■ Entries supplied
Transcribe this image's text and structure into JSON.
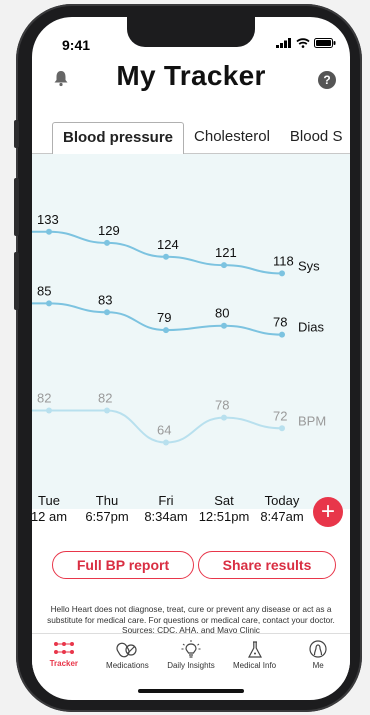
{
  "status": {
    "time": "9:41"
  },
  "header": {
    "title": "My Tracker",
    "help_label": "?"
  },
  "tabs": [
    {
      "label": "Blood pressure",
      "active": true
    },
    {
      "label": "Cholesterol",
      "active": false
    },
    {
      "label": "Blood S",
      "active": false
    }
  ],
  "chart_data": {
    "type": "line",
    "categories": [
      "Tue 12 am",
      "Thu 6:57pm",
      "Fri 8:34am",
      "Sat 12:51pm",
      "Today 8:47am"
    ],
    "x_labels": [
      {
        "day": "Tue",
        "time": "12 am"
      },
      {
        "day": "Thu",
        "time": "6:57pm"
      },
      {
        "day": "Fri",
        "time": "8:34am"
      },
      {
        "day": "Sat",
        "time": "12:51pm"
      },
      {
        "day": "Today",
        "time": "8:47am"
      }
    ],
    "series": [
      {
        "name": "Sys",
        "values": [
          133,
          129,
          124,
          121,
          118
        ],
        "color": "#7cc3e0"
      },
      {
        "name": "Dias",
        "values": [
          85,
          83,
          79,
          80,
          78
        ],
        "color": "#7cc3e0"
      },
      {
        "name": "BPM",
        "values": [
          82,
          82,
          64,
          78,
          72
        ],
        "color": "#b8e0ee"
      }
    ]
  },
  "actions": {
    "add_label": "+",
    "full_report_label": "Full BP report",
    "share_label": "Share results"
  },
  "disclaimer": {
    "text": "Hello Heart does not diagnose, treat, cure or prevent any disease or act as a substitute for medical care. For questions or medical care, contact your doctor. Sources: ",
    "source_cdc": "CDC",
    "sep1": ", ",
    "source_aha": "AHA",
    "sep2": ", and ",
    "source_mayo": "Mayo Clinic"
  },
  "tabbar": [
    {
      "label": "Tracker",
      "icon": "tracker-icon",
      "active": true
    },
    {
      "label": "Medications",
      "icon": "pills-icon",
      "active": false
    },
    {
      "label": "Daily Insights",
      "icon": "lightbulb-icon",
      "active": false
    },
    {
      "label": "Medical Info",
      "icon": "flask-icon",
      "active": false
    },
    {
      "label": "Me",
      "icon": "head-icon",
      "active": false
    }
  ],
  "colors": {
    "accent": "#e8364a",
    "chart_bg": "#eef7f8",
    "line": "#7cc3e0",
    "line_light": "#b8e0ee"
  }
}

■ Objective
Write every entry out again exactly, dropping the pictures.

■ Full response
Transcribe this image's text and structure into JSON.
{
  "status": {
    "time": "9:41"
  },
  "header": {
    "title": "My Tracker",
    "help_label": "?"
  },
  "tabs": [
    {
      "label": "Blood pressure",
      "active": true
    },
    {
      "label": "Cholesterol",
      "active": false
    },
    {
      "label": "Blood S",
      "active": false
    }
  ],
  "chart_data": {
    "type": "line",
    "categories": [
      "Tue 12 am",
      "Thu 6:57pm",
      "Fri 8:34am",
      "Sat 12:51pm",
      "Today 8:47am"
    ],
    "x_labels": [
      {
        "day": "Tue",
        "time": "12 am"
      },
      {
        "day": "Thu",
        "time": "6:57pm"
      },
      {
        "day": "Fri",
        "time": "8:34am"
      },
      {
        "day": "Sat",
        "time": "12:51pm"
      },
      {
        "day": "Today",
        "time": "8:47am"
      }
    ],
    "series": [
      {
        "name": "Sys",
        "values": [
          133,
          129,
          124,
          121,
          118
        ],
        "color": "#7cc3e0"
      },
      {
        "name": "Dias",
        "values": [
          85,
          83,
          79,
          80,
          78
        ],
        "color": "#7cc3e0"
      },
      {
        "name": "BPM",
        "values": [
          82,
          82,
          64,
          78,
          72
        ],
        "color": "#b8e0ee"
      }
    ]
  },
  "actions": {
    "add_label": "+",
    "full_report_label": "Full BP report",
    "share_label": "Share results"
  },
  "disclaimer": {
    "text": "Hello Heart does not diagnose, treat, cure or prevent any disease or act as a substitute for medical care. For questions or medical care, contact your doctor. Sources: ",
    "source_cdc": "CDC",
    "sep1": ", ",
    "source_aha": "AHA",
    "sep2": ", and ",
    "source_mayo": "Mayo Clinic"
  },
  "tabbar": [
    {
      "label": "Tracker",
      "icon": "tracker-icon",
      "active": true
    },
    {
      "label": "Medications",
      "icon": "pills-icon",
      "active": false
    },
    {
      "label": "Daily Insights",
      "icon": "lightbulb-icon",
      "active": false
    },
    {
      "label": "Medical Info",
      "icon": "flask-icon",
      "active": false
    },
    {
      "label": "Me",
      "icon": "head-icon",
      "active": false
    }
  ],
  "colors": {
    "accent": "#e8364a",
    "chart_bg": "#eef7f8",
    "line": "#7cc3e0",
    "line_light": "#b8e0ee"
  }
}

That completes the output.